Here are some records; copy every line that holds the word "TPHCM".
___ TASK MATERIAL ___
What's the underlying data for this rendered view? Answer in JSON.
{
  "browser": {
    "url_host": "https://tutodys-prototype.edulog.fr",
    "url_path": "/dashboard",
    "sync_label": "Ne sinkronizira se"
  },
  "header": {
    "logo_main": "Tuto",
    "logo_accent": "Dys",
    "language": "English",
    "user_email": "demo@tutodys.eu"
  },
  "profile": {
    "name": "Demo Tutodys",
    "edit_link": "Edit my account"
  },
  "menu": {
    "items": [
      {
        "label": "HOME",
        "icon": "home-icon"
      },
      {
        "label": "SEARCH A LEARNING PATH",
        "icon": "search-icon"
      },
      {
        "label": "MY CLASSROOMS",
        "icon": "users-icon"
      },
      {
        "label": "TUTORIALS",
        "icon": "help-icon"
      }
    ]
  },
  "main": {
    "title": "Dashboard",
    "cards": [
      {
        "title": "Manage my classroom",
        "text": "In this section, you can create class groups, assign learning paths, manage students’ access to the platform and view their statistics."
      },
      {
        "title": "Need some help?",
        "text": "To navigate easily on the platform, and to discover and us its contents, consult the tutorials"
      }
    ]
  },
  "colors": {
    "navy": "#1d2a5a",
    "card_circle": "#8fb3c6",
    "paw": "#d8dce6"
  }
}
___
___ TASK MATERIAL ___
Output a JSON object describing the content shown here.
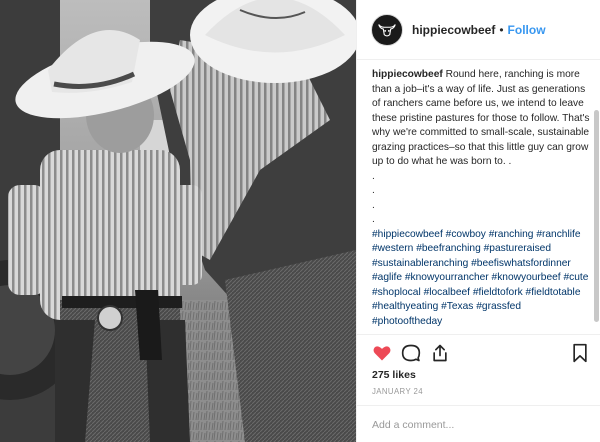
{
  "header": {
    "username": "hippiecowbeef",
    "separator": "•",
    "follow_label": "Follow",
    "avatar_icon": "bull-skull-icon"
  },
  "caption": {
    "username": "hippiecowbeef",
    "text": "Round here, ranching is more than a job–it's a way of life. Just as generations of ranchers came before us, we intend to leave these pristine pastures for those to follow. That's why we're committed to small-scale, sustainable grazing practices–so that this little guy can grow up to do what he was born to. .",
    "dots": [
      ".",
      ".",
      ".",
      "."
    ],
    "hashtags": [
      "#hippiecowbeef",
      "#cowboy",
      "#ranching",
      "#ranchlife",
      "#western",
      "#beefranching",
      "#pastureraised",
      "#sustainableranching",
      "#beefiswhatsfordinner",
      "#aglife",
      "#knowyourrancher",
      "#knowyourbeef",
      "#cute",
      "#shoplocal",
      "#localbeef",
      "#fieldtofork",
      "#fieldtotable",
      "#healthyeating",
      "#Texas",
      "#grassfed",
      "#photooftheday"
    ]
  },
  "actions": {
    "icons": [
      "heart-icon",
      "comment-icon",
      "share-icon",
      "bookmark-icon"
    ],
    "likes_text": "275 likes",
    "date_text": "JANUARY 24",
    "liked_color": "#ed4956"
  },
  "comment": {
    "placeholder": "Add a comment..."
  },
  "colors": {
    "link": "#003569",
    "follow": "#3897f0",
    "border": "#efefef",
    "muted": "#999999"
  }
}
___
___ TASK MATERIAL ___
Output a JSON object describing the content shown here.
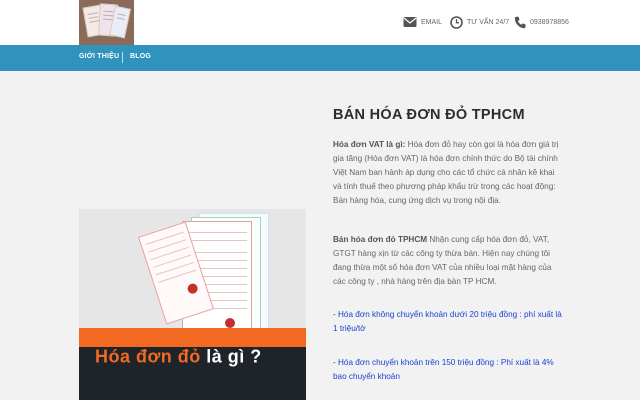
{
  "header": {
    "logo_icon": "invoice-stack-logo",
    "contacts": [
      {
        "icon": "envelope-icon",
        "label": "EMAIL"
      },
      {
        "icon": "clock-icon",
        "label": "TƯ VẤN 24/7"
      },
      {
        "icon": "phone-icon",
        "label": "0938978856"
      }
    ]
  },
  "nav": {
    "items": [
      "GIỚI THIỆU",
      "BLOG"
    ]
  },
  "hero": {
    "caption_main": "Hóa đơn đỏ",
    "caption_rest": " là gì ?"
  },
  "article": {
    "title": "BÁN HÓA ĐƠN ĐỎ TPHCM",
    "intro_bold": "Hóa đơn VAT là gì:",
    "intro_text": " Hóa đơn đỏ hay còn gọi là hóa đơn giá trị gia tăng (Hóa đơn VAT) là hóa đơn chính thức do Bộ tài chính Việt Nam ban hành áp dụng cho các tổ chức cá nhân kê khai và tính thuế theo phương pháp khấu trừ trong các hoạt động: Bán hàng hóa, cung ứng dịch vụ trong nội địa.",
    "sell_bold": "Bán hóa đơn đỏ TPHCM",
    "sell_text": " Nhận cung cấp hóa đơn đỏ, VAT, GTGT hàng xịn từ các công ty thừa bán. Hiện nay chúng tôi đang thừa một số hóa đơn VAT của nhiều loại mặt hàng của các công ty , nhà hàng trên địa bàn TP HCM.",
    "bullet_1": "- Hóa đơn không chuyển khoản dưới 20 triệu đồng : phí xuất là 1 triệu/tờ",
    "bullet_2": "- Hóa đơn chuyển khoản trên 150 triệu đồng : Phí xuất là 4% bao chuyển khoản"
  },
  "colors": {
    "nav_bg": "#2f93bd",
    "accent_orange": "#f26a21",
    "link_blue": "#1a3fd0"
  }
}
___
■ CORRECT RESPONSE ■
    "title": "BÁN HÓA ĐƠN ĐỎ TPHCM",
    "sell_bold": "Bán hóa đơn đỏ TPHCM",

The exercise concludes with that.